### Directive
Could you write out the records below exactly as they appear, leaving out any pictures?

----------

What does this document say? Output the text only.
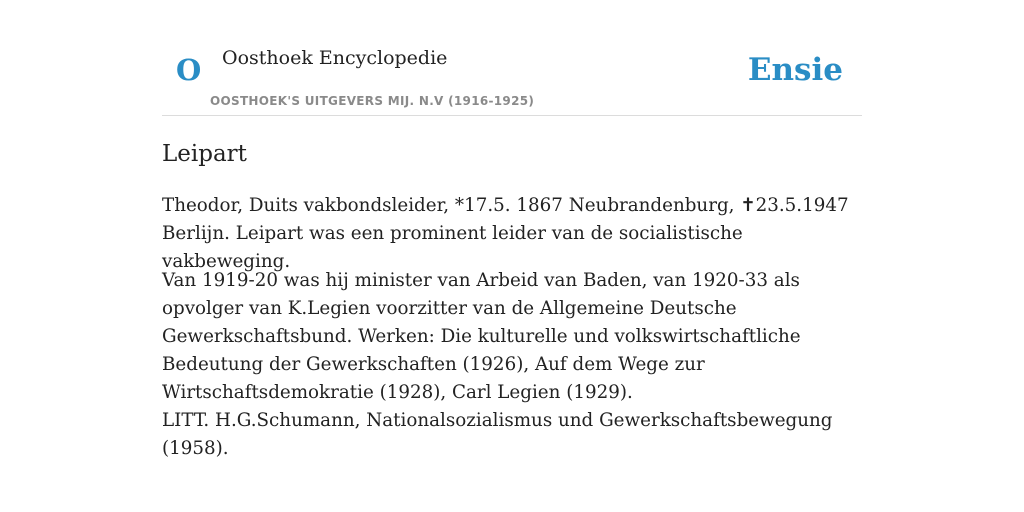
O Oosthoek Encyclopedie
OOSTHOEK'S UITGEVERS MIJ. N.V (1916-1925)
Ensie
Leipart

Theodor, Duits vakbondsleider, *17.5. 1867 Neubrandenburg, ✝23.5.1947 Berlijn. Leipart was een prominent leider van de socialistische vakbeweging.

Van 1919-20 was hij minister van Arbeid van Baden, van 1920-33 als opvolger van K.Legien voorzitter van de Allgemeine Deutsche Gewerkschaftsbund. Werken: Die kulturelle und volkswirtschaftliche Bedeutung der Gewerkschaften (1926), Auf dem Wege zur Wirtschaftsdemokratie (1928), Carl Legien (1929).

LITT. H.G.Schumann, Nationalsozialismus und Gewerkschaftsbewegung (1958).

----------

### Result of this exercise
What does this document say? Output the text only.
O Oosthoek Encyclopedie
OOSTHOEK'S UITGEVERS MIJ. N.V (1916-1925)
Ensie
Leipart

Theodor, Duits vakbondsleider, *17.5. 1867 Neubrandenburg, ✝23.5.1947 Berlijn. Leipart was een prominent leider van de socialistische vakbeweging.

Van 1919-20 was hij minister van Arbeid van Baden, van 1920-33 als opvolger van K.Legien voorzitter van de Allgemeine Deutsche Gewerkschaftsbund. Werken: Die kulturelle und volkswirtschaftliche Bedeutung der Gewerkschaften (1926), Auf dem Wege zur Wirtschaftsdemokratie (1928), Carl Legien (1929).

LITT. H.G.Schumann, Nationalsozialismus und Gewerkschaftsbewegung (1958).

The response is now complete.